**Source document:**
"""

AWK in brief
Introduction
AWK is a multi purpose software tool mainly used as a filter, that is a program to read input and produce output. Input is readed in lines and every line is split into fields. After reading and splitting each line into fields, AWK can take some action e.g. print, count etc, according to patterns matched by the line readed. The following excerpt (pages 2-3) from the famous book "The AWK Programming Language" shows the elegance of AWK:
In other words every AWK program is a series of pattern/action items. AWK reads input
one line at a time, checks each line against the specified patterns and takes the correspondig actions
for the matching lines.
Default action is "print the line", while missing pattern "matches" every input line,
meaning that an action without a pattern will be taken for every single line of input.
On the other hand, a pattern without an action causes matching lines to be printed,
while non matching lines will be whipped out.
There are two extra "patterns", namely BEGIN
and END
,
for actions to be taken before any input has been read and after all input has been read.
That's all!
Here is a simple example taken by an interview of Brian Kernighan, one of the creators of AWK. We have volcano eruption data in a file. Each line consists of three columns separated by tab characters. First column is the volcano name, second column contains the date of the eruption, while third column is the magnitude of the eruption in a scale from 1 to 6.
Given that specific file of volcanic eruption data, we can do some interesting things with AWK just by using one-liner AWK programs. Let's say the data file is named vedata. The following will print eruptions of magnitude greater than 4:
awk '$3 > 4' vedata
In this case we used AWK as a filter on eruption magnitude. Our program consists of just one pattern, that is check for magnitude to be greater than 4. Action is missing, which means print (default action) the matching lines.
Now lets' print all eruptions of volcano "Krakatoa", filtering data by volcano name:
awk '/Krakatoa/' vedata
or more precisely:
awk '$1 == "Krakatoa"' vedata
Assuming that eruption dates are formated as YYYYMMDD, e.g. 18830827 is August 27 1883, we can print all eruptions of year 1996:
awk '($2 >= 19960000) && ($2 < 19970000)' vedata
or
awk '($2 > 19959999) && ($2 < 19970000)' vedata
We can produce some amazing results by writing just a few lines of code. Let's say we want to print total eruption counts by magnitude:
awk '{ count[$3]++ } END { for (i in count) { print i, count[i] } }' vedata | sort -n
Now let's print eruption count by year of eruption:
awk '{ count[int($3 / 10000)]++ } END { for (i in count) { print i, count[i] } }' vedata | sort -n
History
AWK is a program developed in Bell Labs of AT&T in the late 1970s as a general purpose tool to be included in the UNIX toolset. The name AWK is derived from the names of its creators: Al Aho, Peter Weinberger and Brian Kernighan.

"""

**What you will do:**
1. Answer the following from the AWK tutorial:
(a) What is AWK's default action?
(b) What does the third column of the volcano eruption data contain?
(c) Where and when was AWK developed?
2. Render this sentence from the AWK tutorial in Spanish: "The name AWK is derived from the names of its creators: Al Aho, Peter Weinberger and Brian Kernighan."
3. Write the next paragraph of the AWK tutorial, following on from its final sentence.

[Spatial layout records]

"""

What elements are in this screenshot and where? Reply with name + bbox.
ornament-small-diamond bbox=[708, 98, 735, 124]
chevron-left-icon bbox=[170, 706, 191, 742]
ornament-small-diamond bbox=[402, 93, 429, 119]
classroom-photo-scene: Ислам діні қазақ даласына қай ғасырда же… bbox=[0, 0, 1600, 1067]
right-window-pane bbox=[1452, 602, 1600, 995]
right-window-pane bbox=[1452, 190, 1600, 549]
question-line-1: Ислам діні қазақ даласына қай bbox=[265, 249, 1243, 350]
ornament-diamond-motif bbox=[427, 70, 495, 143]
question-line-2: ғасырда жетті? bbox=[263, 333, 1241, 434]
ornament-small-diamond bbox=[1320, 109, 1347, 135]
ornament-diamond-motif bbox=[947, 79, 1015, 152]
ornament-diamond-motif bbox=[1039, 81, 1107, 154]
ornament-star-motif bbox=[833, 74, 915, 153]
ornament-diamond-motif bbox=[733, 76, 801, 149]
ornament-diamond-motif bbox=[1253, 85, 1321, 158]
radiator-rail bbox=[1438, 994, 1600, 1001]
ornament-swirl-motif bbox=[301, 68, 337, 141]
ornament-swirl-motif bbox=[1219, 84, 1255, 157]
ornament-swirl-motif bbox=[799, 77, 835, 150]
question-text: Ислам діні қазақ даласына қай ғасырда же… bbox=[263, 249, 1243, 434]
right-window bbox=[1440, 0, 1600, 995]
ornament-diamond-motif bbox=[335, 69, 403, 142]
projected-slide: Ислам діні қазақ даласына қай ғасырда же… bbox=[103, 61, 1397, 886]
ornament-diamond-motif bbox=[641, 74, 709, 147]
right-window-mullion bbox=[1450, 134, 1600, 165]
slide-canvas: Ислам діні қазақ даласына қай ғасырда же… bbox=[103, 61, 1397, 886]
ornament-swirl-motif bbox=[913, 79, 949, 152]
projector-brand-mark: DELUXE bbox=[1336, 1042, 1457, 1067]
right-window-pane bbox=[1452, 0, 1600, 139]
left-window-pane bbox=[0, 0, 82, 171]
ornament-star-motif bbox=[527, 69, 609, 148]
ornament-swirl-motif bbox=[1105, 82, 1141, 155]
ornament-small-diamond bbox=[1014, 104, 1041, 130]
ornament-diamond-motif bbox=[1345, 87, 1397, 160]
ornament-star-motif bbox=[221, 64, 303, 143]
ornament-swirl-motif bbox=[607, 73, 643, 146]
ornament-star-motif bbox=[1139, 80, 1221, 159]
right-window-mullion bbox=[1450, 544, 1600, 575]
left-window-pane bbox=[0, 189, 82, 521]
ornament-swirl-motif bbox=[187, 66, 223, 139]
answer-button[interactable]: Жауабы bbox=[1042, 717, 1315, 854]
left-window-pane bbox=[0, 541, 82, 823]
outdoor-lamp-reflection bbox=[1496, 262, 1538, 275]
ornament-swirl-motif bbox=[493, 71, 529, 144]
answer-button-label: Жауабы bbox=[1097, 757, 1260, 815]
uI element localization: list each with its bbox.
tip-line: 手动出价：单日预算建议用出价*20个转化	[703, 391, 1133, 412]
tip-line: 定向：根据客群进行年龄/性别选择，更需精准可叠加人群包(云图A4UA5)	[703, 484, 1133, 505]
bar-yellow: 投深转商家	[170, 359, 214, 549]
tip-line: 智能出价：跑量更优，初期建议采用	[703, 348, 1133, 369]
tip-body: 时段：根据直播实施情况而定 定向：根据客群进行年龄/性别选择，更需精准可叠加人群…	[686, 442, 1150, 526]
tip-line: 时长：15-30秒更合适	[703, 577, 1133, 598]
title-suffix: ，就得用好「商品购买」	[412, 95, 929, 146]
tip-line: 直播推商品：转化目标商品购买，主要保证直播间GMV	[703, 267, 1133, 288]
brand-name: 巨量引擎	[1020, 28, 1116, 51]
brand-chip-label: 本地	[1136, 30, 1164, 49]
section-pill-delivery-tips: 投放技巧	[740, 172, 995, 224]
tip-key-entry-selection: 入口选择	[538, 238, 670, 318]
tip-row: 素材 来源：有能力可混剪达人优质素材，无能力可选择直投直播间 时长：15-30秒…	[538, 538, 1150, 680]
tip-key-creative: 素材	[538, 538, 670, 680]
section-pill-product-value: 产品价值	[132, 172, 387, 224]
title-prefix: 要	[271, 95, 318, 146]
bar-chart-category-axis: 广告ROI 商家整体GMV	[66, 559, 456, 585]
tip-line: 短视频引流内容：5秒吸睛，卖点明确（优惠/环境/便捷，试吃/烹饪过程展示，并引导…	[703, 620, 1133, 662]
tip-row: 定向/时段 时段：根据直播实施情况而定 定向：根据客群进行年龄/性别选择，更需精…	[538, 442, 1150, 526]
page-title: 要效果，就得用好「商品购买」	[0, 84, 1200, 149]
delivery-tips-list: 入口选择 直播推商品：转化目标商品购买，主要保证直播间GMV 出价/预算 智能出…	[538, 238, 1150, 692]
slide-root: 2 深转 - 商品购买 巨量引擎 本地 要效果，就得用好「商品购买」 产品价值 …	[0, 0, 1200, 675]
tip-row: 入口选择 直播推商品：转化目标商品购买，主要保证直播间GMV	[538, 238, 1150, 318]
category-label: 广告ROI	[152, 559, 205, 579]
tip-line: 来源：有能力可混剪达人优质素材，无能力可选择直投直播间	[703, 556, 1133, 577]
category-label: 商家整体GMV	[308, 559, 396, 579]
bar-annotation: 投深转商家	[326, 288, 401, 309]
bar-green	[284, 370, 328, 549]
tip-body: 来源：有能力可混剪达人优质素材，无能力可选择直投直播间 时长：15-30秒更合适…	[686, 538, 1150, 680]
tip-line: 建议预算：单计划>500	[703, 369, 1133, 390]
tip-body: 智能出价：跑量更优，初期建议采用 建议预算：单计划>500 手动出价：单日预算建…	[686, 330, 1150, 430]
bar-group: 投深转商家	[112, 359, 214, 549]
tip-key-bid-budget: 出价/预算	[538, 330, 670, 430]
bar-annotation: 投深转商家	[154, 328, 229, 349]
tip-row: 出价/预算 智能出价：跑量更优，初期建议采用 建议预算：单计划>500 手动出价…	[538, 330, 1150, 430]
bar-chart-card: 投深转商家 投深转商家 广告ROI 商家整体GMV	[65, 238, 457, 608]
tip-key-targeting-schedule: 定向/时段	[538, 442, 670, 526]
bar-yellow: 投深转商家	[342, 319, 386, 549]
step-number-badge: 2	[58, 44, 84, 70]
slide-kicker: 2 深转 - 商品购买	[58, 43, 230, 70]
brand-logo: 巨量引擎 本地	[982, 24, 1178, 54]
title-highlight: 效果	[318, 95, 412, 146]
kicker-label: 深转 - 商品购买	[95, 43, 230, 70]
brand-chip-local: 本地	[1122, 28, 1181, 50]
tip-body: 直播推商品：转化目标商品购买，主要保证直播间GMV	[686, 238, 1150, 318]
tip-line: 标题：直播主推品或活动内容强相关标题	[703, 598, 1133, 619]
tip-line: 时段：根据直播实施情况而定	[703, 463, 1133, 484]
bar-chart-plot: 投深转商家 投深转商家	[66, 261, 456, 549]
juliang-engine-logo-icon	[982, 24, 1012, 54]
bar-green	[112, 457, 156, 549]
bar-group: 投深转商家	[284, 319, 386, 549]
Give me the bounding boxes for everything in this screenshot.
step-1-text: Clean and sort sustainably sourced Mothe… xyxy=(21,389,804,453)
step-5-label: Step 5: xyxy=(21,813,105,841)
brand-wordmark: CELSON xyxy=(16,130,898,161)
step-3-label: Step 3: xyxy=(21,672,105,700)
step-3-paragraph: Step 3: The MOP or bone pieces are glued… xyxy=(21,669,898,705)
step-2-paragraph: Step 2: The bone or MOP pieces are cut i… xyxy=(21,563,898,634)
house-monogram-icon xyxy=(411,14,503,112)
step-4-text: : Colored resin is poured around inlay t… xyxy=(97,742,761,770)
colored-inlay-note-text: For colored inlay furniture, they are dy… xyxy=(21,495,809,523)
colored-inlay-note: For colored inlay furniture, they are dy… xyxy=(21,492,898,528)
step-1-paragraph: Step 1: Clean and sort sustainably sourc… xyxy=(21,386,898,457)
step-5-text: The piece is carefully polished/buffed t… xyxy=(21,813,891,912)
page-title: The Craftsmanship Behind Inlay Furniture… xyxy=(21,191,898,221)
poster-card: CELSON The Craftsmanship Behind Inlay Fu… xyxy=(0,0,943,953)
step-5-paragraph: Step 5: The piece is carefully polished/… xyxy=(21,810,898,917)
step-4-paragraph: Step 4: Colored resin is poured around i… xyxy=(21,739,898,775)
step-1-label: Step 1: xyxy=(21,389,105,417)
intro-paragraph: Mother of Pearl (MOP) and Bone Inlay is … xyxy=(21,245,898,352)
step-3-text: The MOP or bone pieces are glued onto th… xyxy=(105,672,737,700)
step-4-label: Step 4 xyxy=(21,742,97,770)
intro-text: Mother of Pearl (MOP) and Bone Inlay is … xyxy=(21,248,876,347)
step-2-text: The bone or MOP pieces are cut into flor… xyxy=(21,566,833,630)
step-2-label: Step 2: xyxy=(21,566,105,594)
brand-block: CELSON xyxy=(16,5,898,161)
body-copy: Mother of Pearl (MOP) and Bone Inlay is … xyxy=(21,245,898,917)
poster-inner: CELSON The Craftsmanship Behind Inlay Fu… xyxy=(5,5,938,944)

"""

**Outputs in order:**
1.
(a) The default action is to print the line.
(b) It contains the magnitude of the eruption, on a scale from 1 to 6.
(c) It was developed at Bell Labs of AT&T in the late 1970s.

2. El nombre AWK deriva de los nombres de sus creadores: Al Aho, Peter Weinberger y Brian Kernighan.

3.
From the first days after its birth, AWK has been prooved to be an invaluable tool
and has been used in more and more shell scripts and other UNIX tools.
After GNU project creation, AWK was significantly revised and expanded,
eventualy resulted in gawk
, the GNU AWK implementation
written by Paul Rubin, Jay Fenlason and Richard Stallman.
GNU AWK is being maintained by Arnold Robbins since 1994.
Over the years, there have been implemented other versions of awk as well.
Brian Kernighan himself developed nawk
, which has been dubbed the one-true-awk;
nawk
has been used in many operating systems e.g.
FreeBSD, NetBSD, OpenBSD, macOS and illumos.
Another well known AWK implementation is mawk
, written by Mike Brennan,
now maintained by Thomas Dickey.
awk
is no more in use because of gawk
's increased functionality.
Most of modern operating systems offer plain awk as another name (link) of gawk.
In my current Linux system there is a symbolic link of
/usr/bin/awk
to /etc/alternatives/awk
which in turn is linked to
/usr/bin/gawk
.
However, every piece of software must be constantly evolving to reflect modern trends in
software or hardware development and AWK is no exception.
Over the years there were many aspects to be handled by awk
/gawk
maintainers, e.g. internationalization, localization, wide characters, need for extensions,
C‑hooks, two-way communications etc.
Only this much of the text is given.